Repeat each line of the material exactly.

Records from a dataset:
= = = = = = =
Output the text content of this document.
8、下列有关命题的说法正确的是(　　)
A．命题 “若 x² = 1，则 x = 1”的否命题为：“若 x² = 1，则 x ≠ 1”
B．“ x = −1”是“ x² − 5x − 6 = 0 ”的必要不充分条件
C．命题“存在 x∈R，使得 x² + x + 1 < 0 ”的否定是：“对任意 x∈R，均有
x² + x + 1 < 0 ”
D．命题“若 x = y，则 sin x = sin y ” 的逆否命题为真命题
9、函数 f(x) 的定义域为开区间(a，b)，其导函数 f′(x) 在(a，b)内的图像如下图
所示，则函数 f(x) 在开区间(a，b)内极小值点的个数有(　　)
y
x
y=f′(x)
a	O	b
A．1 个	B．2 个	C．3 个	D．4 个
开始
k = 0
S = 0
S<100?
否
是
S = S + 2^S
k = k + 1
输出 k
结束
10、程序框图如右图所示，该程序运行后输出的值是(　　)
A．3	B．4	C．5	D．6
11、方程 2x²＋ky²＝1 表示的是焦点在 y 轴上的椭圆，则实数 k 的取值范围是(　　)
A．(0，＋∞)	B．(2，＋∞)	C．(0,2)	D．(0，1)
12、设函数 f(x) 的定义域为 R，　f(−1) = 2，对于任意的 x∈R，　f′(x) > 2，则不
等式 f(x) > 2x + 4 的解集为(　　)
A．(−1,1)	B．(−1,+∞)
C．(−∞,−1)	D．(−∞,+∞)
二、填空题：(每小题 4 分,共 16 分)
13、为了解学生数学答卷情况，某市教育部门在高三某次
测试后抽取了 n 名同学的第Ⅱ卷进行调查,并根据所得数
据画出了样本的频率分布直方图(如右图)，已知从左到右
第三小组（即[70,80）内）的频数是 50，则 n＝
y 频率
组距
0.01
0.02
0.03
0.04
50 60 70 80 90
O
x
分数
= = = = = = =
→ **Solution for this task**:
Output the text content of this document.
8、下列有关命题的说法正确的是(　　)
A．命题 “若 x² = 1，则 x = 1”的否命题为：“若 x² = 1，则 x ≠ 1”
B．“ x = −1”是“ x² − 5x − 6 = 0 ”的必要不充分条件
C．命题“存在 x∈R，使得 x² + x + 1 < 0 ”的否定是：“对任意 x∈R，均有
x² + x + 1 < 0 ”
D．命题“若 x = y，则 sin x = sin y ” 的逆否命题为真命题
9、函数 f(x) 的定义域为开区间(a，b)，其导函数 f′(x) 在(a，b)内的图像如下图
所示，则函数 f(x) 在开区间(a，b)内极小值点的个数有(　　)
y
x
y=f′(x)
a	O	b
A．1 个	B．2 个	C．3 个	D．4 个
开始
k = 0
S = 0
S<100?
否
是
S = S + 2^S
k = k + 1
输出 k
结束
10、程序框图如右图所示，该程序运行后输出的值是(　　)
A．3	B．4	C．5	D．6
11、方程 2x²＋ky²＝1 表示的是焦点在 y 轴上的椭圆，则实数 k 的取值范围是(　　)
A．(0，＋∞)	B．(2，＋∞)	C．(0,2)	D．(0，1)
12、设函数 f(x) 的定义域为 R，　f(−1) = 2，对于任意的 x∈R，　f′(x) > 2，则不
等式 f(x) > 2x + 4 的解集为(　　)
A．(−1,1)	B．(−1,+∞)
C．(−∞,−1)	D．(−∞,+∞)
二、填空题：(每小题 4 分,共 16 分)
13、为了解学生数学答卷情况，某市教育部门在高三某次
测试后抽取了 n 名同学的第Ⅱ卷进行调查,并根据所得数
据画出了样本的频率分布直方图(如右图)，已知从左到右
第三小组（即[70,80）内）的频数是 50，则 n＝
y 频率
组距
0.01
0.02
0.03
0.04
50 60 70 80 90
O
x
分数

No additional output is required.